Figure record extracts
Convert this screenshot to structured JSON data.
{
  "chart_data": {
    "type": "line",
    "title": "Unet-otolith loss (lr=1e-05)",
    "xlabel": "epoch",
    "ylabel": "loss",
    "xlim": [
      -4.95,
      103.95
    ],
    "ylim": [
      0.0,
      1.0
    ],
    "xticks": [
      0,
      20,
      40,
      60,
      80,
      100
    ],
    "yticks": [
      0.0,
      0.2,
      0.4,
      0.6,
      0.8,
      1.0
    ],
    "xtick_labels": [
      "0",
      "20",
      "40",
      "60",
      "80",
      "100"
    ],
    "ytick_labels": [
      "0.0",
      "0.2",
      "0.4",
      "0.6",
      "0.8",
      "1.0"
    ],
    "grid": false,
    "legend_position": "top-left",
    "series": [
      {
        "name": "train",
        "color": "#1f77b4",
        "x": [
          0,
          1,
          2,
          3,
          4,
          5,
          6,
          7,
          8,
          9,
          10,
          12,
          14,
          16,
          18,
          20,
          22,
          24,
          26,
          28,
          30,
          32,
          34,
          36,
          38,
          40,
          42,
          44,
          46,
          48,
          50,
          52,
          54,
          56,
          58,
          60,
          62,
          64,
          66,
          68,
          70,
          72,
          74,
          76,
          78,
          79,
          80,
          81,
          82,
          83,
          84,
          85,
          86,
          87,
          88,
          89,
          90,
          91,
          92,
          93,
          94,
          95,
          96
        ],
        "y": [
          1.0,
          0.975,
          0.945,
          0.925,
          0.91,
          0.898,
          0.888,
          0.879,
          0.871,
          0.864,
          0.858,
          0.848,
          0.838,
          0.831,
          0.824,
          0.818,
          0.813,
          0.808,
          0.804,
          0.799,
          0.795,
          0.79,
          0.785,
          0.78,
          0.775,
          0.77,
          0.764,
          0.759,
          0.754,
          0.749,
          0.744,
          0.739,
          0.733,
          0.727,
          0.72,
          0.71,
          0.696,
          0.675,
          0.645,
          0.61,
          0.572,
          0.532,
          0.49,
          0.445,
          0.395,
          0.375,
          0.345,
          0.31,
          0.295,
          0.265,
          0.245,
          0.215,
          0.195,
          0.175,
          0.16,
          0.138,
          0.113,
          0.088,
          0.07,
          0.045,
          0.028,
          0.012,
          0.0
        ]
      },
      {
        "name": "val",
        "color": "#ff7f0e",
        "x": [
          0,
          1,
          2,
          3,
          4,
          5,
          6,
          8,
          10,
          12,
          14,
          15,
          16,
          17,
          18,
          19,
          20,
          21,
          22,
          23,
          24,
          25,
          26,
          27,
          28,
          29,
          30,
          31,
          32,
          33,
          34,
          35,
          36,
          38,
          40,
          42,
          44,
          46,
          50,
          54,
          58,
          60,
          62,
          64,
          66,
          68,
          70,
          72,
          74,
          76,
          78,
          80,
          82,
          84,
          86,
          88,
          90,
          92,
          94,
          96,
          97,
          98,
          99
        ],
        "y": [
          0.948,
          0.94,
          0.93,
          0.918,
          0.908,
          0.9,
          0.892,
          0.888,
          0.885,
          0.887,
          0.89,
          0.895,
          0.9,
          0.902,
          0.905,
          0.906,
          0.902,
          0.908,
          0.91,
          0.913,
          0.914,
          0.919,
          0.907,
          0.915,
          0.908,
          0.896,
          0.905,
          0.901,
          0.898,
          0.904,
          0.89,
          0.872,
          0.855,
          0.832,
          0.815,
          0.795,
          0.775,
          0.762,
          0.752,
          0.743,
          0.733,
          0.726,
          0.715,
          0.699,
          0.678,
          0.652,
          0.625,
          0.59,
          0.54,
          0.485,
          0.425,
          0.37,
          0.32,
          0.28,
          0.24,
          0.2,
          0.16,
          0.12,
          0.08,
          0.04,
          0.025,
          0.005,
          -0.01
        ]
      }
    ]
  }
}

WRITTEN PROBLEM:
What is the number of lines that hold the string "loss"? Reply with that number alone.

FINAL RESULT:
2